Data excerpts:
▬▬▬▬▬▬
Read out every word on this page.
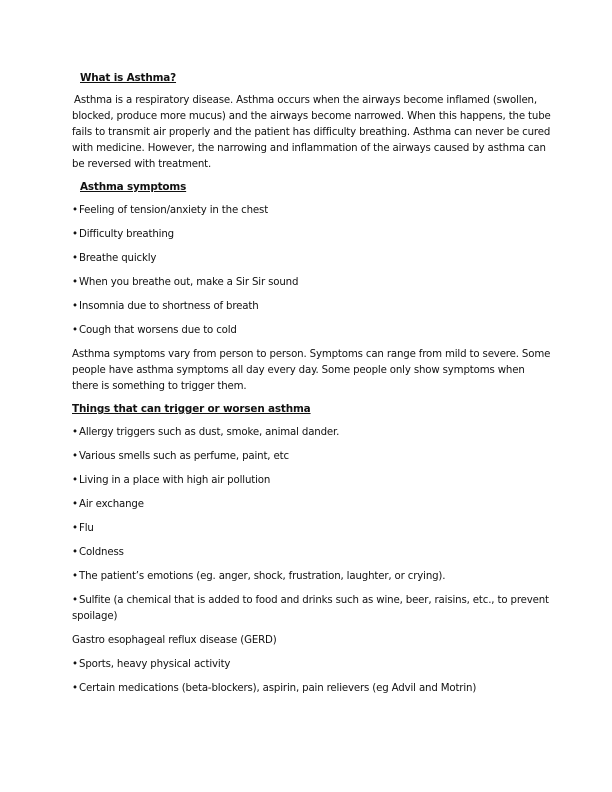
What is Asthma?

Asthma is a respiratory disease. Asthma occurs when the airways become inflamed (swollen, blocked, produce more mucus) and the airways become narrowed. When this happens, the tube fails to transmit air properly and the patient has difficulty breathing. Asthma can never be cured with medicine. However, the narrowing and inflammation of the airways caused by asthma can be reversed with treatment.

Asthma symptoms

•Feeling of tension/anxiety in the chest
•Difficulty breathing
•Breathe quickly
•When you breathe out, make a Sir Sir sound
•Insomnia due to shortness of breath
•Cough that worsens due to cold

Asthma symptoms vary from person to person. Symptoms can range from mild to severe. Some people have asthma symptoms all day every day. Some people only show symptoms when there is something to trigger them.

Things that can trigger or worsen asthma

•Allergy triggers such as dust, smoke, animal dander.
•Various smells such as perfume, paint, etc
•Living in a place with high air pollution
•Air exchange
•Flu
•Coldness
•The patient’s emotions (eg. anger, shock, frustration, laughter, or crying).
•Sulfite (a chemical that is added to food and drinks such as wine, beer, raisins, etc., to prevent spoilage)

Gastro esophageal reflux disease (GERD)

•Sports, heavy physical activity
•Certain medications (beta-blockers), aspirin, pain relievers (eg Advil and Motrin)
▬▬▬▬▬▬
## Written task
Print out every entry above without changing a word, and leave out the pictures.

## Correct output
Read out every word on this page.
What is Asthma?

Asthma is a respiratory disease. Asthma occurs when the airways become inflamed (swollen, blocked, produce more mucus) and the airways become narrowed. When this happens, the tube fails to transmit air properly and the patient has difficulty breathing. Asthma can never be cured with medicine. However, the narrowing and inflammation of the airways caused by asthma can be reversed with treatment.

Asthma symptoms

•Feeling of tension/anxiety in the chest
•Difficulty breathing
•Breathe quickly
•When you breathe out, make a Sir Sir sound
•Insomnia due to shortness of breath
•Cough that worsens due to cold

Asthma symptoms vary from person to person. Symptoms can range from mild to severe. Some people have asthma symptoms all day every day. Some people only show symptoms when there is something to trigger them.

Things that can trigger or worsen asthma

•Allergy triggers such as dust, smoke, animal dander.
•Various smells such as perfume, paint, etc
•Living in a place with high air pollution
•Air exchange
•Flu
•Coldness
•The patient’s emotions (eg. anger, shock, frustration, laughter, or crying).
•Sulfite (a chemical that is added to food and drinks such as wine, beer, raisins, etc., to prevent spoilage)

Gastro esophageal reflux disease (GERD)

•Sports, heavy physical activity
•Certain medications (beta-blockers), aspirin, pain relievers (eg Advil and Motrin)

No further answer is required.